EXERCISE PROMPT
Reproduce all of the records exactly.

START DATA PROVIDED

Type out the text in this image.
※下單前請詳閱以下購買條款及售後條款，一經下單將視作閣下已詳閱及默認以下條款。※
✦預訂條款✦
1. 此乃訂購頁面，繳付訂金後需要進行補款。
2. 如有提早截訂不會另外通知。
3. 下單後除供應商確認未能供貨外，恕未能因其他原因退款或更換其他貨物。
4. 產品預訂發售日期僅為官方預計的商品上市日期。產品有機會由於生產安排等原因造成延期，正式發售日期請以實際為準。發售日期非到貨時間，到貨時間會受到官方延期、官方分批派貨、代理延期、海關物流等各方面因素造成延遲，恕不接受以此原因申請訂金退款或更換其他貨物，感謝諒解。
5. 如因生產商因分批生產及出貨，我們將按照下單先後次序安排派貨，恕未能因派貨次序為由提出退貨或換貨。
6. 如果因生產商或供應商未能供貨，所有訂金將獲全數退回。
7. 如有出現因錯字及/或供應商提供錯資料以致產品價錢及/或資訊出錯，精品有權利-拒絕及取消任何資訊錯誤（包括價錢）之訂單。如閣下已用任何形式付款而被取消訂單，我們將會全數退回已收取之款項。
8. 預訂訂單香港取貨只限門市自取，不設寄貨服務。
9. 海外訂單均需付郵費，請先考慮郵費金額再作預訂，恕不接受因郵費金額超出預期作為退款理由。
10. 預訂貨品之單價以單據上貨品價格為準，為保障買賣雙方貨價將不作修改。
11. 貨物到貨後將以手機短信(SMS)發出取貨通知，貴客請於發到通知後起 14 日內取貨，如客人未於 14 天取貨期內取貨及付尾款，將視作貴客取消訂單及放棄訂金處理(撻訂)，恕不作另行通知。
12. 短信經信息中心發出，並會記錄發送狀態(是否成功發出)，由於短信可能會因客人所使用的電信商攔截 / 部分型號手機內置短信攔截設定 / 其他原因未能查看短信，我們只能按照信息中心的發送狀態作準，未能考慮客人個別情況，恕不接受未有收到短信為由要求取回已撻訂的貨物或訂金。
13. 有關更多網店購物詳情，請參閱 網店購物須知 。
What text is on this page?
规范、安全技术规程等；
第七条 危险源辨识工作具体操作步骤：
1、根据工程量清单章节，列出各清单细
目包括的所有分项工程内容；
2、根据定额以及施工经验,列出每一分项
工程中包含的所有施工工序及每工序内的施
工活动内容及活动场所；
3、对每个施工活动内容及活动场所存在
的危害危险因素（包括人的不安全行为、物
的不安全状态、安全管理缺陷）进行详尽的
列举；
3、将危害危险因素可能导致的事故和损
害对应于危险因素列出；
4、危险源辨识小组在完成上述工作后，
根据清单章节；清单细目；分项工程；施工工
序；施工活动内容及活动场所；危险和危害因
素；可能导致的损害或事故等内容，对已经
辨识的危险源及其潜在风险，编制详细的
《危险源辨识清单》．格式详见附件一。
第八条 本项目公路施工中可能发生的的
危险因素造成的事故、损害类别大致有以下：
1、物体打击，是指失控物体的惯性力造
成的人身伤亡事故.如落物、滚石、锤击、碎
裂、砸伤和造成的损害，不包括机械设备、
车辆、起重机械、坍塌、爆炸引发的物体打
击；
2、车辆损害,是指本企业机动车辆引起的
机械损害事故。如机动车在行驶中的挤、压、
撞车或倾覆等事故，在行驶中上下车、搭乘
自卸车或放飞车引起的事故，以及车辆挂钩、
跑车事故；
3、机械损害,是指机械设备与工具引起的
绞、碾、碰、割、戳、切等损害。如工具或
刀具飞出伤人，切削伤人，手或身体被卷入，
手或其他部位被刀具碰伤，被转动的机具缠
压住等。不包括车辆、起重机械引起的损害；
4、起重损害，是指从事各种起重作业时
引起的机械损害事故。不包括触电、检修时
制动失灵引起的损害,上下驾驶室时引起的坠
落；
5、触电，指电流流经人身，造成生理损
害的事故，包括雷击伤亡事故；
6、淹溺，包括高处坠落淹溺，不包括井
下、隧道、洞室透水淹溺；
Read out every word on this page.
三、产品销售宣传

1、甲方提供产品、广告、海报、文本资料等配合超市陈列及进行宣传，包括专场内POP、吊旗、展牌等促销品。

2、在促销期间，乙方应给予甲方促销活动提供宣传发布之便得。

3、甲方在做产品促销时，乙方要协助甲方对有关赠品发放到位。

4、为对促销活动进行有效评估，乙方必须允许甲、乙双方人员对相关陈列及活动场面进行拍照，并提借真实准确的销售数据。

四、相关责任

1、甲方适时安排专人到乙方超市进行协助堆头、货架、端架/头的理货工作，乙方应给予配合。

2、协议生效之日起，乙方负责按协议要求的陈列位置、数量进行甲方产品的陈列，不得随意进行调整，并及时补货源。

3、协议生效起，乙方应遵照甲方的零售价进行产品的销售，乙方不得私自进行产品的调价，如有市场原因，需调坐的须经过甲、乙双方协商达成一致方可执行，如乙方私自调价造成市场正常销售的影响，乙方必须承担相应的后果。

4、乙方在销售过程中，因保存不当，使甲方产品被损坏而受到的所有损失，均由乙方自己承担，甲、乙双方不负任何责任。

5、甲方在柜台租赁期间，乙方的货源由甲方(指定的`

END DATA PROVIDED

FINISHED TASK
Type out the text in this image.
※下單前請詳閱以下購買條款及售後條款，一經下單將視作閣下已詳閱及默認以下條款。※
✦預訂條款✦
1. 此乃訂購頁面，繳付訂金後需要進行補款。
2. 如有提早截訂不會另外通知。
3. 下單後除供應商確認未能供貨外，恕未能因其他原因退款或更換其他貨物。
4. 產品預訂發售日期僅為官方預計的商品上市日期。產品有機會由於生產安排等原因造成延期，正式發售日期請以實際為準。發售日期非到貨時間，到貨時間會受到官方延期、官方分批派貨、代理延期、海關物流等各方面因素造成延遲，恕不接受以此原因申請訂金退款或更換其他貨物，感謝諒解。
5. 如因生產商因分批生產及出貨，我們將按照下單先後次序安排派貨，恕未能因派貨次序為由提出退貨或換貨。
6. 如果因生產商或供應商未能供貨，所有訂金將獲全數退回。
7. 如有出現因錯字及/或供應商提供錯資料以致產品價錢及/或資訊出錯，精品有權利-拒絕及取消任何資訊錯誤（包括價錢）之訂單。如閣下已用任何形式付款而被取消訂單，我們將會全數退回已收取之款項。
8. 預訂訂單香港取貨只限門市自取，不設寄貨服務。
9. 海外訂單均需付郵費，請先考慮郵費金額再作預訂，恕不接受因郵費金額超出預期作為退款理由。
10. 預訂貨品之單價以單據上貨品價格為準，為保障買賣雙方貨價將不作修改。
11. 貨物到貨後將以手機短信(SMS)發出取貨通知，貴客請於發到通知後起 14 日內取貨，如客人未於 14 天取貨期內取貨及付尾款，將視作貴客取消訂單及放棄訂金處理(撻訂)，恕不作另行通知。
12. 短信經信息中心發出，並會記錄發送狀態(是否成功發出)，由於短信可能會因客人所使用的電信商攔截 / 部分型號手機內置短信攔截設定 / 其他原因未能查看短信，我們只能按照信息中心的發送狀態作準，未能考慮客人個別情況，恕不接受未有收到短信為由要求取回已撻訂的貨物或訂金。
13. 有關更多網店購物詳情，請參閱 網店購物須知 。
What text is on this page?
规范、安全技术规程等；
第七条 危险源辨识工作具体操作步骤：
1、根据工程量清单章节，列出各清单细
目包括的所有分项工程内容；
2、根据定额以及施工经验,列出每一分项
工程中包含的所有施工工序及每工序内的施
工活动内容及活动场所；
3、对每个施工活动内容及活动场所存在
的危害危险因素（包括人的不安全行为、物
的不安全状态、安全管理缺陷）进行详尽的
列举；
3、将危害危险因素可能导致的事故和损
害对应于危险因素列出；
4、危险源辨识小组在完成上述工作后，
根据清单章节；清单细目；分项工程；施工工
序；施工活动内容及活动场所；危险和危害因
素；可能导致的损害或事故等内容，对已经
辨识的危险源及其潜在风险，编制详细的
《危险源辨识清单》．格式详见附件一。
第八条 本项目公路施工中可能发生的的
危险因素造成的事故、损害类别大致有以下：
1、物体打击，是指失控物体的惯性力造
成的人身伤亡事故.如落物、滚石、锤击、碎
裂、砸伤和造成的损害，不包括机械设备、
车辆、起重机械、坍塌、爆炸引发的物体打
击；
2、车辆损害,是指本企业机动车辆引起的
机械损害事故。如机动车在行驶中的挤、压、
撞车或倾覆等事故，在行驶中上下车、搭乘
自卸车或放飞车引起的事故，以及车辆挂钩、
跑车事故；
3、机械损害,是指机械设备与工具引起的
绞、碾、碰、割、戳、切等损害。如工具或
刀具飞出伤人，切削伤人，手或身体被卷入，
手或其他部位被刀具碰伤，被转动的机具缠
压住等。不包括车辆、起重机械引起的损害；
4、起重损害，是指从事各种起重作业时
引起的机械损害事故。不包括触电、检修时
制动失灵引起的损害,上下驾驶室时引起的坠
落；
5、触电，指电流流经人身，造成生理损
害的事故，包括雷击伤亡事故；
6、淹溺，包括高处坠落淹溺，不包括井
下、隧道、洞室透水淹溺；
Read out every word on this page.
三、产品销售宣传

1、甲方提供产品、广告、海报、文本资料等配合超市陈列及进行宣传，包括专场内POP、吊旗、展牌等促销品。

2、在促销期间，乙方应给予甲方促销活动提供宣传发布之便得。

3、甲方在做产品促销时，乙方要协助甲方对有关赠品发放到位。

4、为对促销活动进行有效评估，乙方必须允许甲、乙双方人员对相关陈列及活动场面进行拍照，并提借真实准确的销售数据。

四、相关责任

1、甲方适时安排专人到乙方超市进行协助堆头、货架、端架/头的理货工作，乙方应给予配合。

2、协议生效之日起，乙方负责按协议要求的陈列位置、数量进行甲方产品的陈列，不得随意进行调整，并及时补货源。

3、协议生效起，乙方应遵照甲方的零售价进行产品的销售，乙方不得私自进行产品的调价，如有市场原因，需调坐的须经过甲、乙双方协商达成一致方可执行，如乙方私自调价造成市场正常销售的影响，乙方必须承担相应的后果。

4、乙方在销售过程中，因保存不当，使甲方产品被损坏而受到的所有损失，均由乙方自己承担，甲、乙双方不负任何责任。

5、甲方在柜台租赁期间，乙方的货源由甲方(指定的`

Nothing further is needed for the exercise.